(問題): マルチクラウド導入の要因を解説した文章の続きを、最後の文の後から書いてもらえますか。

(抜粋):
= = =

マルチクラウドは、複数のクラウドサービスを統合し、自社に最適な運用環境を追求する手法です。以下の三点が、マルチクラウド導入の重要視される要因です。

・BCPの確保
・ベンダーロックインの回避
・カスタマイズ性の向上

それぞれについて解説します。


  • ・BCPの確保

    システム過負荷、サイバー攻撃、自然災害などによるシステムダウンへの備えとして、強固なバックアップ体制を構築可能です。オンラインストレージやBIAツールを活用して、迅速な事業復旧を実現します。BCPの確保により、取引先や顧客からの信頼度が向上し、市場シェア、購入単価、リピート率の増加が期待できます。

    ・ベンダーロックインの回避

    マルチクラウドの導入により、特定のベンダーに依存しない環境を実現できます。ベンダーロックインとは、特定のクラウドサービス提供者へ過度に依存し、他社への移行が困難になる状態を指します。

    マルチクラウド環境下では、複数のサービスを併用することで、特定のベンダーへの依存を減少させ、柔軟かつコストパフォーマンスに優れたサービス利用が可能となります。また、ベンダーの経営悪化や倒産時にも、代替サービスへの迅速な切り替えが容易になります。

= = =

(提供資料):
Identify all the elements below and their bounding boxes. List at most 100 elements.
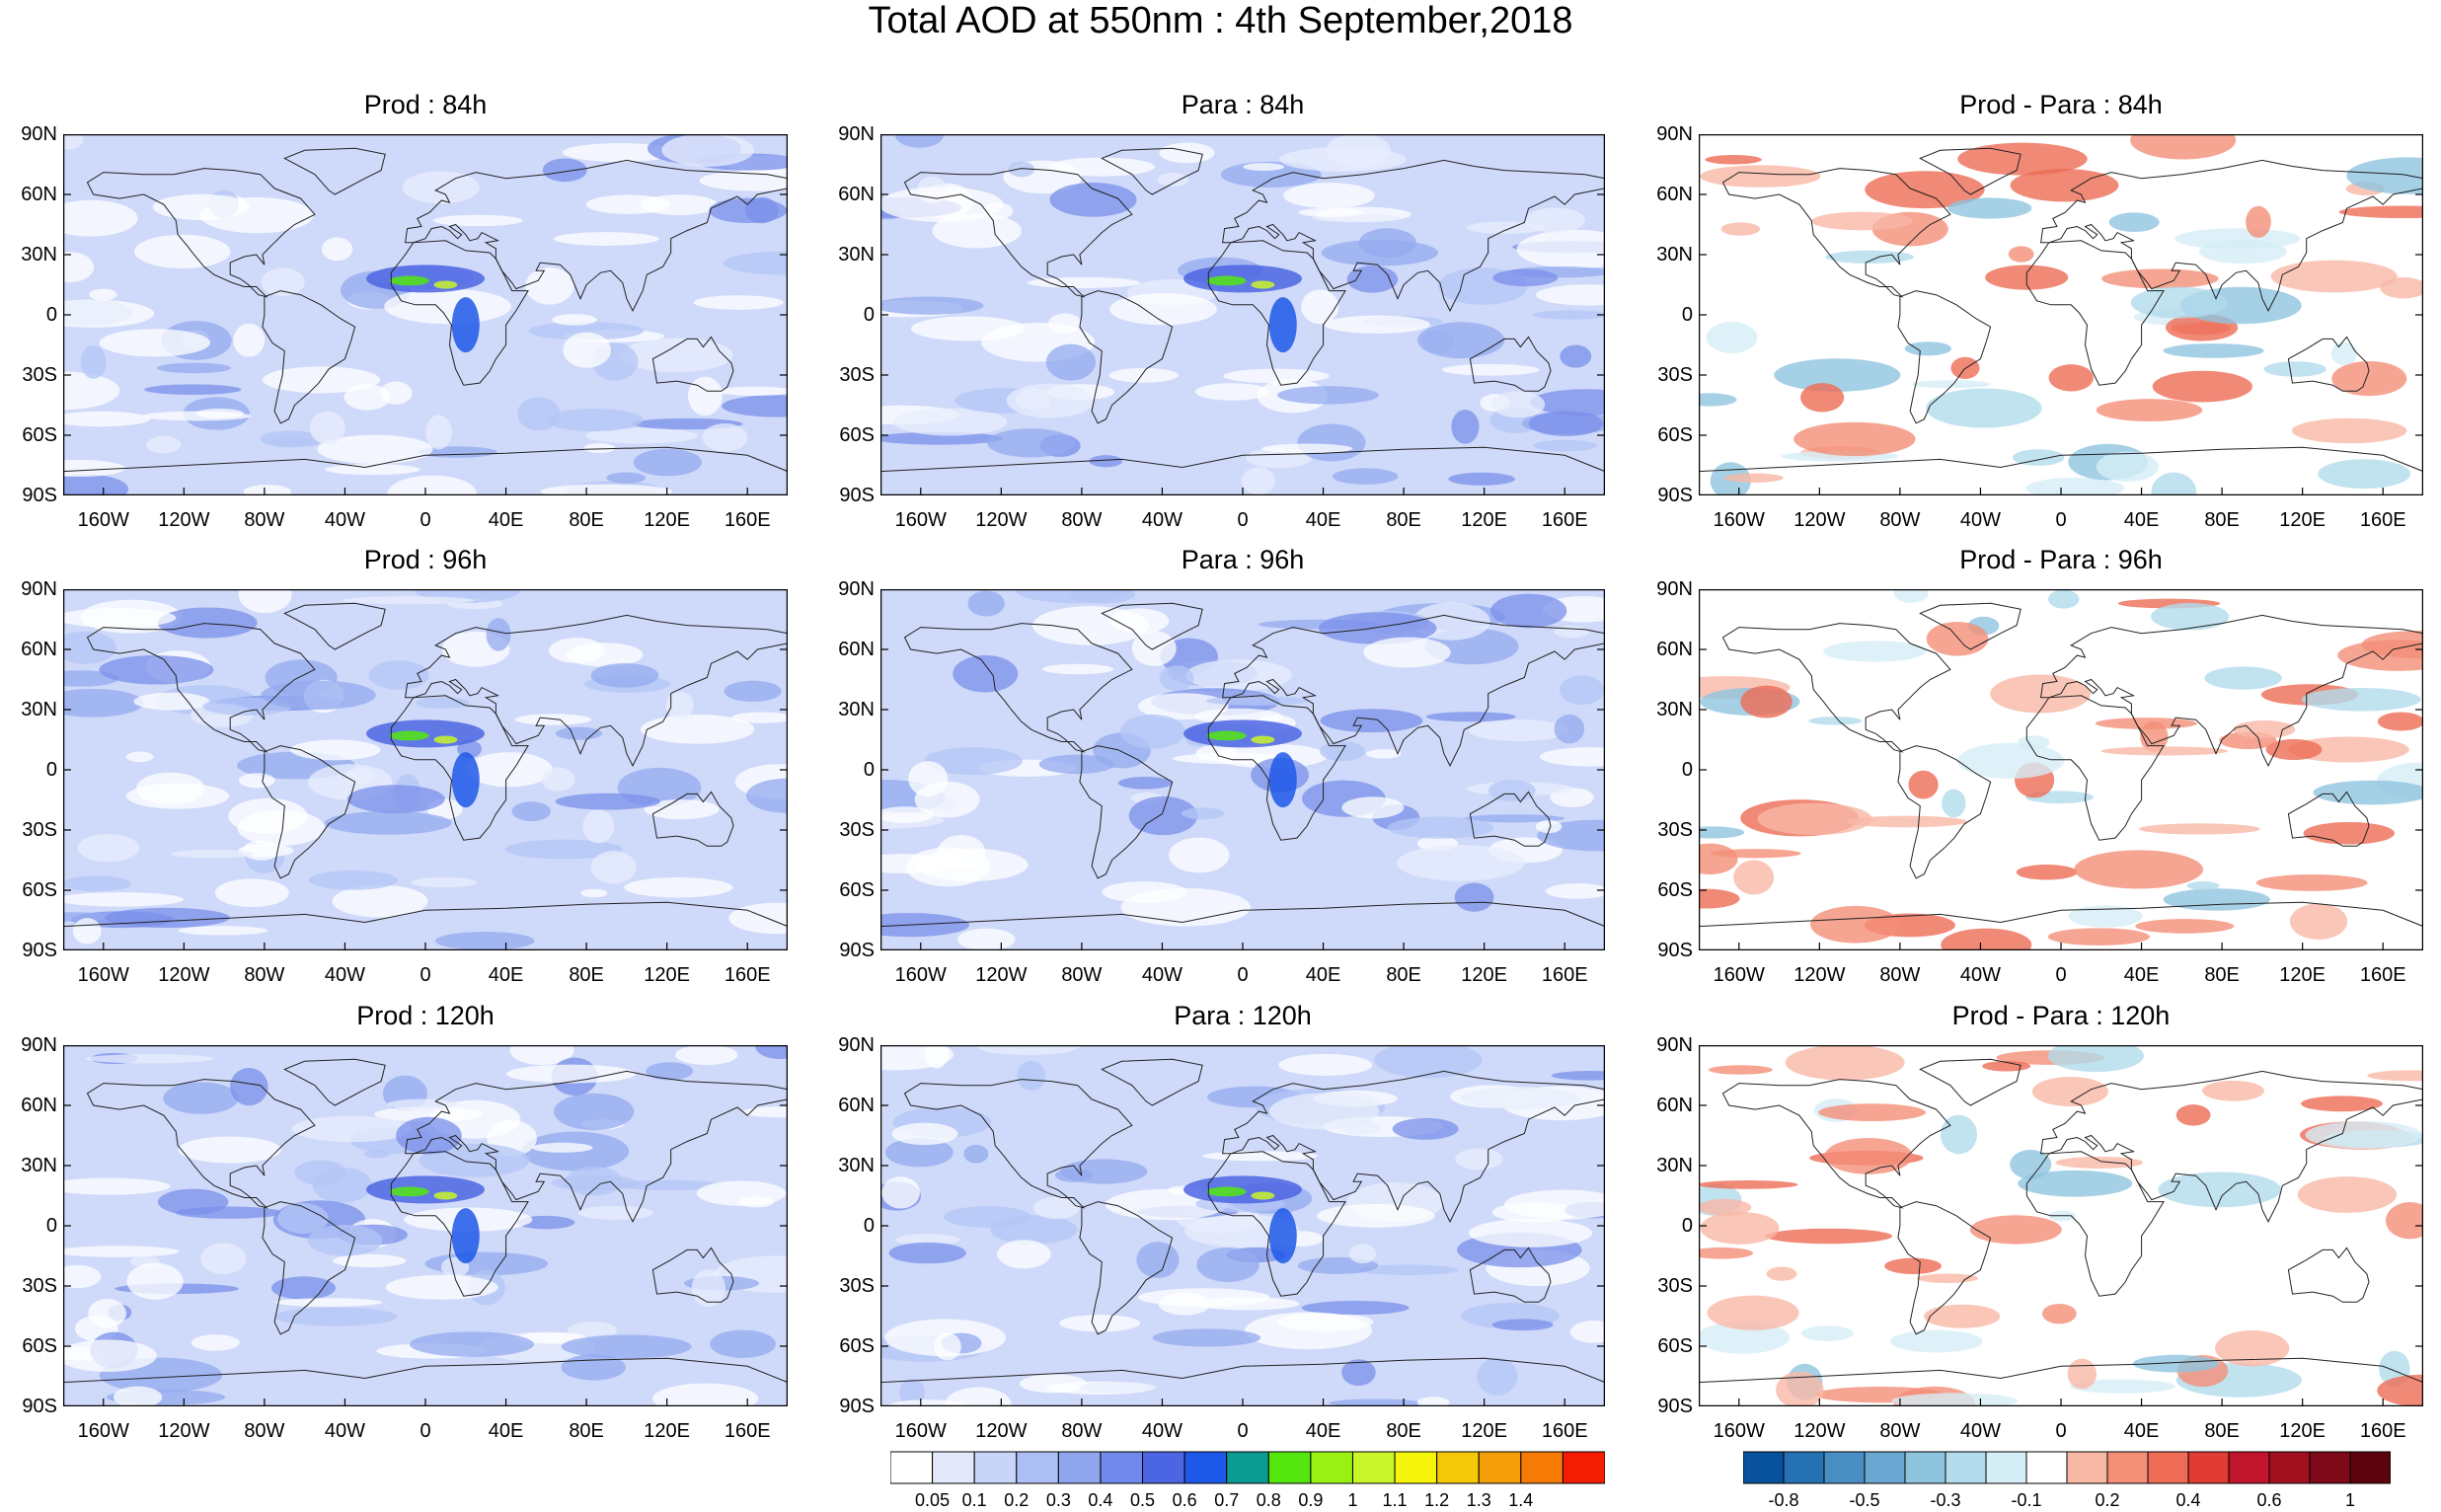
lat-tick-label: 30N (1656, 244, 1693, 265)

= = =

(解答):
    ・カスタマイズ性の向上

    マルチクラウドを導入することで、自社のニーズに応じた高度なカスタマイズが可能となります。

    例えば、パブリッククラウドのAWSとMicrosoft Dynamics 365を同時に利用することができます。また、プライベートクラウドで自社の既存システムを維持しながら、パブリッククラウドのサービスを併用する形態も選択できます。このように、ベンダーの制約に縛られることなく、自社が望む最適な形態を追求することができます。

    結果として、クラウドサービスの機能性および利便性を最大限に引き出し、自社に多大な利益をもたらすことが可能です。

マルチクラウド導入のポイント

マルチクラウド導入のポイントは、以下の3点です。

・セキュリティベンダーの選択
・IT人材の確保
・複数契約に伴うコストの管理

それぞれのポイントをみていきましょう。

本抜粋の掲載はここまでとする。